[Data items]
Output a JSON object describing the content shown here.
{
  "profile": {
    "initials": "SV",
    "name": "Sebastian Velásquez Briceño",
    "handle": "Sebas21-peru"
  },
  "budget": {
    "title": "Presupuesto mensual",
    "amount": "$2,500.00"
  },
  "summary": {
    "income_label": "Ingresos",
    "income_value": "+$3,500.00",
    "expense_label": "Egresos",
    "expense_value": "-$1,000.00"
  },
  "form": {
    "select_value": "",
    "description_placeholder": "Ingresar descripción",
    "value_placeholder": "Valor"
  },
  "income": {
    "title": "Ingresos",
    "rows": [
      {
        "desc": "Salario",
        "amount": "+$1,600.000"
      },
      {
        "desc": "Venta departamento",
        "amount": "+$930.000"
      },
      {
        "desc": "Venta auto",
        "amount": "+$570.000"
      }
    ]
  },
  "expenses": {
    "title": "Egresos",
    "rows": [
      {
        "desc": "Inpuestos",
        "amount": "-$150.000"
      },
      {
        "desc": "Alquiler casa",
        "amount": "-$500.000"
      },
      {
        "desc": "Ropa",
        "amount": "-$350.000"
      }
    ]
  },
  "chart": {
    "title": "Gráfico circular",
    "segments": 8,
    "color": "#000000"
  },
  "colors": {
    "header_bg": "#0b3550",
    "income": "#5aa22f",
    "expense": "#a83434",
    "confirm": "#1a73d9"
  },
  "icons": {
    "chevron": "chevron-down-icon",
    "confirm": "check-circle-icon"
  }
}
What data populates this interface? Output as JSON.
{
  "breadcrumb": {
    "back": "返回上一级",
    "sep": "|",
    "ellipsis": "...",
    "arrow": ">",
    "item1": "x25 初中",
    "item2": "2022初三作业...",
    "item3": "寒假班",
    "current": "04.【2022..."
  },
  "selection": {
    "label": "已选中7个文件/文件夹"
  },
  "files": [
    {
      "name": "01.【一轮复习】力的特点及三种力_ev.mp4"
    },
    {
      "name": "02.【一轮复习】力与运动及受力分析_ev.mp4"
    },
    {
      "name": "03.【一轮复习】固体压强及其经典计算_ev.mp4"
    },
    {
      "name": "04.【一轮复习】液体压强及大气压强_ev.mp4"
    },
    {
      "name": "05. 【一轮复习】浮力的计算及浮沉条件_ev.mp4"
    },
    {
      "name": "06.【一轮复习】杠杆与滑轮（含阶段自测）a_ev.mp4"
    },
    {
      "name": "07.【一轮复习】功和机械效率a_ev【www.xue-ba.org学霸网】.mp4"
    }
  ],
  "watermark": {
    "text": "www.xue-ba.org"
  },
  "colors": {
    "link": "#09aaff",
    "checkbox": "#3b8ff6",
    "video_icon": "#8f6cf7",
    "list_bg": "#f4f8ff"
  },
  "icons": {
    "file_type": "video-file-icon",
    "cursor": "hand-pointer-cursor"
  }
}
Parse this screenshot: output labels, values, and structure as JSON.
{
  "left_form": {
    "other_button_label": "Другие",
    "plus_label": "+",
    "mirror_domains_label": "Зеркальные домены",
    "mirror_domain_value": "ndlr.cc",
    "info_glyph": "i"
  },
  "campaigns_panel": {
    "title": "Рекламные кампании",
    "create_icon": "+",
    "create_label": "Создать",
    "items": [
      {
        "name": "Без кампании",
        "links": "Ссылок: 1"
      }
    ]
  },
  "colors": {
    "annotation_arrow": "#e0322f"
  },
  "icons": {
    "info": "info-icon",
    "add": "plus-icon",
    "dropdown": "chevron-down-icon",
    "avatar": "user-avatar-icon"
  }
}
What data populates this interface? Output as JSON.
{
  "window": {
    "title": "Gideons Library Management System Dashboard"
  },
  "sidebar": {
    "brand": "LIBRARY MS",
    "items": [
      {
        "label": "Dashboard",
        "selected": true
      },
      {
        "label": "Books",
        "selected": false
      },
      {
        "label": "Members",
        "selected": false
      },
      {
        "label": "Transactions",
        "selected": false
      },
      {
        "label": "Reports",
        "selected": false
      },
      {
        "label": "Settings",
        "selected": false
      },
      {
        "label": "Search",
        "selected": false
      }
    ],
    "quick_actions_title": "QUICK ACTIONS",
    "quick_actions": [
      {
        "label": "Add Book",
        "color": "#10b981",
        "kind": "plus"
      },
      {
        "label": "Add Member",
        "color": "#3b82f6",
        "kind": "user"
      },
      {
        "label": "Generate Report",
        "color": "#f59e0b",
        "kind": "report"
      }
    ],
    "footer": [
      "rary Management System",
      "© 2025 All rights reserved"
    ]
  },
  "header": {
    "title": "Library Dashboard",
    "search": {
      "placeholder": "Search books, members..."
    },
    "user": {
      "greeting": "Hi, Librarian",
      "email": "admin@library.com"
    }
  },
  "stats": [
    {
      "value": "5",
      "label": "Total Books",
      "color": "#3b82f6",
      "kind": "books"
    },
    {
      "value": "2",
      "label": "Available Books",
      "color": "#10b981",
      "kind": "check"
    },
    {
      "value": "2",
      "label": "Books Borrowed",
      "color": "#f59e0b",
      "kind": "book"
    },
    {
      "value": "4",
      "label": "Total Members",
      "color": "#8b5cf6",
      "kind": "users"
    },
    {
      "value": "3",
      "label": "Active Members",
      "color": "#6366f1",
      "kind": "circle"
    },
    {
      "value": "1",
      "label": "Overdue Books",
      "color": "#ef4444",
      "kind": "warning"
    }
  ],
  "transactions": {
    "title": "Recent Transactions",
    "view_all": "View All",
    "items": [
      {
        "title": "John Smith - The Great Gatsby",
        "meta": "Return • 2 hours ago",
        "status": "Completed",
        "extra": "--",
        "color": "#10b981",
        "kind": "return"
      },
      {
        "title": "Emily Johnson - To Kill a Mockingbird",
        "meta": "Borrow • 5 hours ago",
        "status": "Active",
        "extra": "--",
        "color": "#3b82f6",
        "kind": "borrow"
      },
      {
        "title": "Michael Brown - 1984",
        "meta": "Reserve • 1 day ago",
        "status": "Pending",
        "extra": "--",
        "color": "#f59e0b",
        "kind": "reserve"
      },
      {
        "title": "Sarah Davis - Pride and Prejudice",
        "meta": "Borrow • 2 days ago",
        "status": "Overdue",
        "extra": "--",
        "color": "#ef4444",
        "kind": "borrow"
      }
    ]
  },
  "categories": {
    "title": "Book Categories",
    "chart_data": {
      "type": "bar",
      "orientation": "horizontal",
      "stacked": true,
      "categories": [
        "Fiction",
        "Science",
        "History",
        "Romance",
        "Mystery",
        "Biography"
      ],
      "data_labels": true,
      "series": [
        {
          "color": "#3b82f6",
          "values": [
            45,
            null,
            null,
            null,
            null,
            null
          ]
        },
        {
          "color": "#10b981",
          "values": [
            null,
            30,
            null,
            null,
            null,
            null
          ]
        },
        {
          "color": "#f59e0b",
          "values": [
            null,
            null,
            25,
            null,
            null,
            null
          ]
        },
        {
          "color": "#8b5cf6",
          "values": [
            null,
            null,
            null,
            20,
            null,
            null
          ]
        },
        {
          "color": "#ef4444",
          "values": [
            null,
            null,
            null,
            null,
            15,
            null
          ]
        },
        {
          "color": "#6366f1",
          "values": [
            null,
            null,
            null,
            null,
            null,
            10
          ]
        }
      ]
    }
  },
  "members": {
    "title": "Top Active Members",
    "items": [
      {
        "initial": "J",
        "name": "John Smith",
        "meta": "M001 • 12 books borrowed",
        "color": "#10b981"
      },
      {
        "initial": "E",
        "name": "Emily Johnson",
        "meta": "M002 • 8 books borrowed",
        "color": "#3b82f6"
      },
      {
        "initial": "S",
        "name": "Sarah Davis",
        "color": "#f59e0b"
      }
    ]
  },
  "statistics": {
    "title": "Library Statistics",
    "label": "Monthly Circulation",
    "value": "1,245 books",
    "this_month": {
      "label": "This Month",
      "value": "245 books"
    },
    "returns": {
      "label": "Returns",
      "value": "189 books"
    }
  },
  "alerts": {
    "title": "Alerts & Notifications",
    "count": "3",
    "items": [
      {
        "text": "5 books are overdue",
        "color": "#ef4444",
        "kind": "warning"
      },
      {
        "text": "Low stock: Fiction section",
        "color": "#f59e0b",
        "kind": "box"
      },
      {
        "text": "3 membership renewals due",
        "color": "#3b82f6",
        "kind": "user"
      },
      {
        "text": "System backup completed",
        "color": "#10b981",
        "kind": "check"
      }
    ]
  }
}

### What is needed
Search the entries for the word "amount" and gather every line where it appears.

### Reply
    "amount": "$2,500.00"
        "amount": "+$1,600.000"
        "amount": "+$930.000"
        "amount": "+$570.000"
        "amount": "-$150.000"
        "amount": "-$500.000"
        "amount": "-$350.000"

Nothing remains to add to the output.